Exclude the pictures, then repeat the remaining data exactly.

RECORDS FOR THIS EXERCISE>
────────────────────

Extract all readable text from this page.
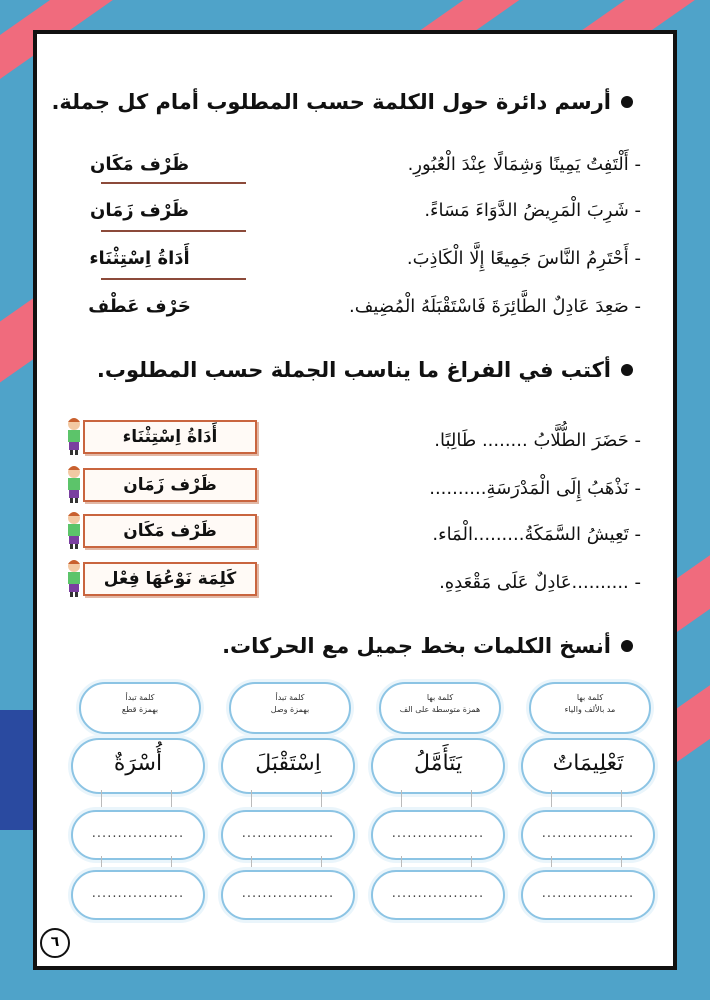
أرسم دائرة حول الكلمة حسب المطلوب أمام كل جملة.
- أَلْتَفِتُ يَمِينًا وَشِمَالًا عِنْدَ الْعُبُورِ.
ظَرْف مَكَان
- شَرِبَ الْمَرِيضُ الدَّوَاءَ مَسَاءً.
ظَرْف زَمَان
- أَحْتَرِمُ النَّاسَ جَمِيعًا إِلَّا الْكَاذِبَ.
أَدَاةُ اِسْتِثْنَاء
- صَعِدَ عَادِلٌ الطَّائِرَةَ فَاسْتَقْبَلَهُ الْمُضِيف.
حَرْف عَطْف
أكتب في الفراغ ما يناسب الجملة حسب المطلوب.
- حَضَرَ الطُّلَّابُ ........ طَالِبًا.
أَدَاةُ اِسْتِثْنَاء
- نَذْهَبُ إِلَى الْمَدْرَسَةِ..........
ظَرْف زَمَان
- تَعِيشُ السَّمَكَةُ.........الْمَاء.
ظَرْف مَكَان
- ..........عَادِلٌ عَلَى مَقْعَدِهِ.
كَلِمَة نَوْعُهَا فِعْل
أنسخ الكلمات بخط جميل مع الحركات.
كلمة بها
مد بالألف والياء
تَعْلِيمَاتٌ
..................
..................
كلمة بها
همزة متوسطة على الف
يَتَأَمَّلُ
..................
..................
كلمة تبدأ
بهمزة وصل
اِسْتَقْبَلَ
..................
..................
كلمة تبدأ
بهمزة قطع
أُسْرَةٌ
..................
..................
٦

────────────────────

WRITTEN SOLUTION>
Extract all readable text from this page.
أرسم دائرة حول الكلمة حسب المطلوب أمام كل جملة.
- أَلْتَفِتُ يَمِينًا وَشِمَالًا عِنْدَ الْعُبُورِ.
ظَرْف مَكَان
- شَرِبَ الْمَرِيضُ الدَّوَاءَ مَسَاءً.
ظَرْف زَمَان
- أَحْتَرِمُ النَّاسَ جَمِيعًا إِلَّا الْكَاذِبَ.
أَدَاةُ اِسْتِثْنَاء
- صَعِدَ عَادِلٌ الطَّائِرَةَ فَاسْتَقْبَلَهُ الْمُضِيف.
حَرْف عَطْف
أكتب في الفراغ ما يناسب الجملة حسب المطلوب.
- حَضَرَ الطُّلَّابُ ........ طَالِبًا.
أَدَاةُ اِسْتِثْنَاء
- نَذْهَبُ إِلَى الْمَدْرَسَةِ..........
ظَرْف زَمَان
- تَعِيشُ السَّمَكَةُ.........الْمَاء.
ظَرْف مَكَان
- ..........عَادِلٌ عَلَى مَقْعَدِهِ.
كَلِمَة نَوْعُهَا فِعْل
أنسخ الكلمات بخط جميل مع الحركات.
كلمة بها
مد بالألف والياء
تَعْلِيمَاتٌ
..................
..................
كلمة بها
همزة متوسطة على الف
يَتَأَمَّلُ
..................
..................
كلمة تبدأ
بهمزة وصل
اِسْتَقْبَلَ
..................
..................
كلمة تبدأ
بهمزة قطع
أُسْرَةٌ
..................
..................
٦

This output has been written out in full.